Direction – Search the material below for the word "name" and copy every line in which it occurs.

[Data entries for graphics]
▼

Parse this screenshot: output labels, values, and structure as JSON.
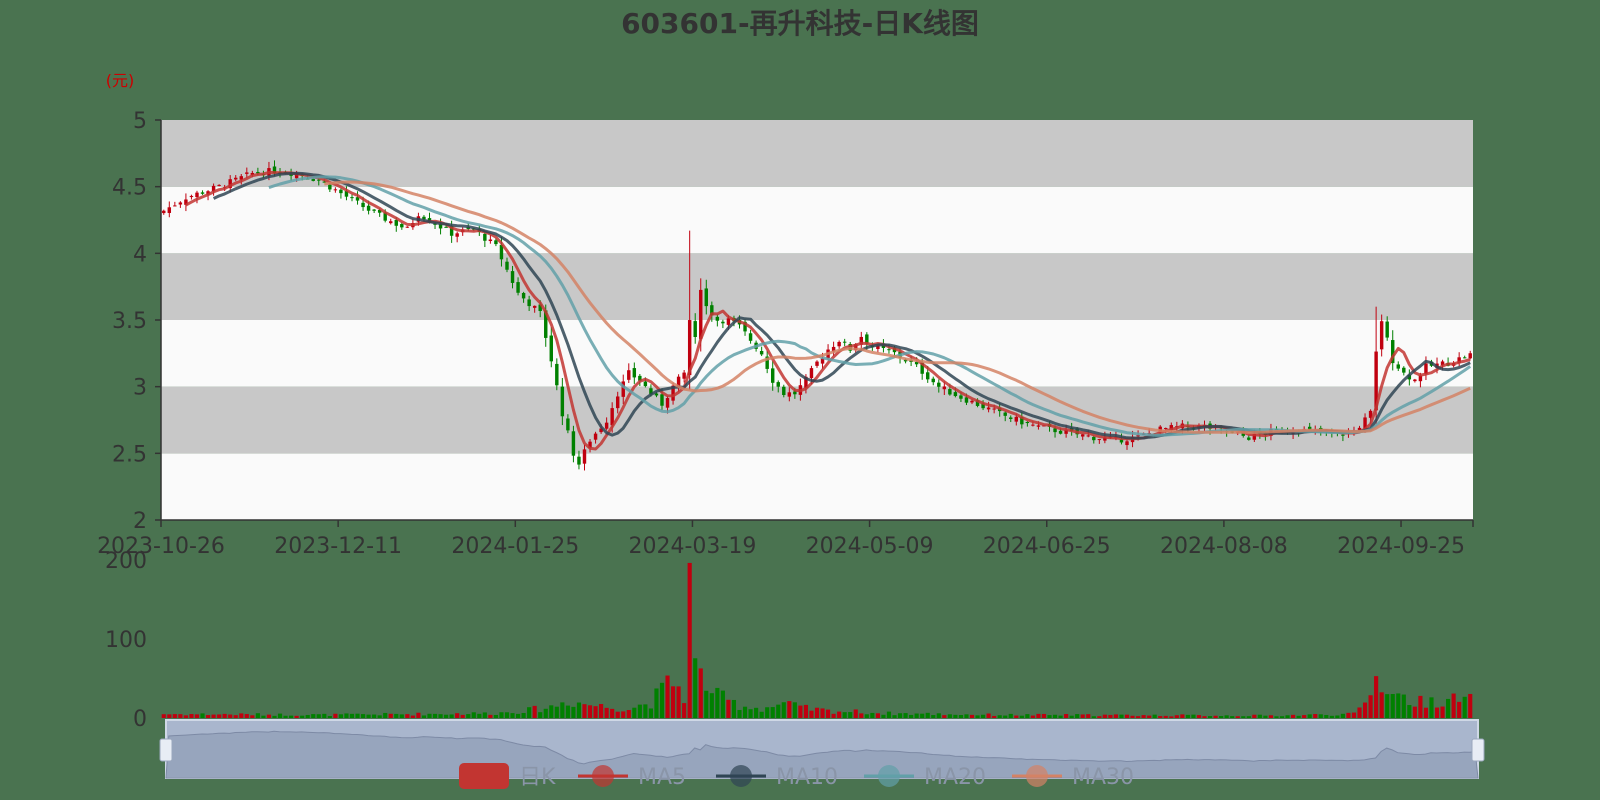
{
  "chart_data": {
    "type": "candlestick",
    "title": "603601-再升科技-日K线图",
    "unit_label": "(元)",
    "price_axis": {
      "ylim": [
        2,
        5
      ],
      "ticks": [
        "2",
        "2.5",
        "3",
        "3.5",
        "4",
        "4.5",
        "5"
      ]
    },
    "volume_axis": {
      "ylim": [
        0,
        200
      ],
      "ticks": [
        "0",
        "100",
        "200"
      ]
    },
    "x_tick_labels": [
      "2023-10-26",
      "2023-12-11",
      "2024-01-25",
      "2024-03-19",
      "2024-05-09",
      "2024-06-25",
      "2024-08-08",
      "2024-09-25"
    ],
    "trading_days": 237,
    "x_tick_every": 32,
    "legend": [
      {
        "name": "日K",
        "color": "#c23531"
      },
      {
        "name": "MA5",
        "color": "#c23531"
      },
      {
        "name": "MA10",
        "color": "#2f4554"
      },
      {
        "name": "MA20",
        "color": "#61a0a8"
      },
      {
        "name": "MA30",
        "color": "#d48265"
      }
    ],
    "colors": {
      "up": "#c0000f",
      "down": "#008000",
      "ma5": "#c23531",
      "ma10": "#2f4554",
      "ma20": "#61a0a8",
      "ma30": "#d48265",
      "band_dark": "#c8c8c8",
      "band_light": "#fafafa"
    },
    "close_keyframes": [
      [
        0,
        4.32
      ],
      [
        4,
        4.42
      ],
      [
        10,
        4.5
      ],
      [
        16,
        4.6
      ],
      [
        20,
        4.62
      ],
      [
        24,
        4.6
      ],
      [
        28,
        4.55
      ],
      [
        32,
        4.45
      ],
      [
        38,
        4.3
      ],
      [
        44,
        4.18
      ],
      [
        46,
        4.3
      ],
      [
        52,
        4.15
      ],
      [
        56,
        4.18
      ],
      [
        60,
        4.05
      ],
      [
        64,
        3.7
      ],
      [
        68,
        3.55
      ],
      [
        70,
        3.2
      ],
      [
        72,
        2.8
      ],
      [
        74,
        2.5
      ],
      [
        75,
        2.42
      ],
      [
        77,
        2.6
      ],
      [
        80,
        2.75
      ],
      [
        82,
        2.95
      ],
      [
        84,
        3.1
      ],
      [
        86,
        3.05
      ],
      [
        88,
        2.95
      ],
      [
        90,
        2.87
      ],
      [
        92,
        3.0
      ],
      [
        94,
        3.1
      ],
      [
        95,
        3.5
      ],
      [
        96,
        3.35
      ],
      [
        97,
        3.75
      ],
      [
        98,
        3.6
      ],
      [
        100,
        3.5
      ],
      [
        102,
        3.5
      ],
      [
        104,
        3.45
      ],
      [
        106,
        3.35
      ],
      [
        108,
        3.25
      ],
      [
        110,
        3.05
      ],
      [
        112,
        2.95
      ],
      [
        114,
        2.95
      ],
      [
        116,
        3.05
      ],
      [
        118,
        3.18
      ],
      [
        120,
        3.28
      ],
      [
        122,
        3.35
      ],
      [
        124,
        3.28
      ],
      [
        126,
        3.38
      ],
      [
        128,
        3.3
      ],
      [
        132,
        3.25
      ],
      [
        136,
        3.15
      ],
      [
        140,
        3.0
      ],
      [
        144,
        2.92
      ],
      [
        148,
        2.85
      ],
      [
        152,
        2.78
      ],
      [
        156,
        2.72
      ],
      [
        160,
        2.68
      ],
      [
        164,
        2.65
      ],
      [
        168,
        2.62
      ],
      [
        172,
        2.6
      ],
      [
        176,
        2.62
      ],
      [
        180,
        2.68
      ],
      [
        184,
        2.7
      ],
      [
        188,
        2.7
      ],
      [
        192,
        2.66
      ],
      [
        196,
        2.62
      ],
      [
        200,
        2.66
      ],
      [
        204,
        2.68
      ],
      [
        208,
        2.66
      ],
      [
        212,
        2.64
      ],
      [
        215,
        2.66
      ],
      [
        218,
        2.8
      ],
      [
        219,
        3.25
      ],
      [
        220,
        3.5
      ],
      [
        222,
        3.2
      ],
      [
        224,
        3.1
      ],
      [
        226,
        3.05
      ],
      [
        228,
        3.15
      ],
      [
        232,
        3.18
      ],
      [
        236,
        3.24
      ]
    ],
    "volume_keyframes": [
      [
        0,
        5
      ],
      [
        30,
        4
      ],
      [
        60,
        6
      ],
      [
        66,
        10
      ],
      [
        70,
        14
      ],
      [
        73,
        22
      ],
      [
        76,
        18
      ],
      [
        80,
        14
      ],
      [
        84,
        12
      ],
      [
        88,
        20
      ],
      [
        90,
        35
      ],
      [
        92,
        48
      ],
      [
        94,
        28
      ],
      [
        95,
        170
      ],
      [
        96,
        65
      ],
      [
        97,
        52
      ],
      [
        98,
        44
      ],
      [
        100,
        28
      ],
      [
        104,
        16
      ],
      [
        108,
        12
      ],
      [
        112,
        18
      ],
      [
        116,
        12
      ],
      [
        120,
        9
      ],
      [
        125,
        8
      ],
      [
        130,
        6
      ],
      [
        150,
        4
      ],
      [
        200,
        3
      ],
      [
        215,
        5
      ],
      [
        217,
        18
      ],
      [
        219,
        50
      ],
      [
        221,
        40
      ],
      [
        223,
        28
      ],
      [
        226,
        20
      ],
      [
        230,
        22
      ],
      [
        236,
        24
      ]
    ]
  }
}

▲

Exercise response –
        "name": "日K",
        "name": "MA5",
        "name": "MA10",
        "name": "MA20",
        "name": "MA30",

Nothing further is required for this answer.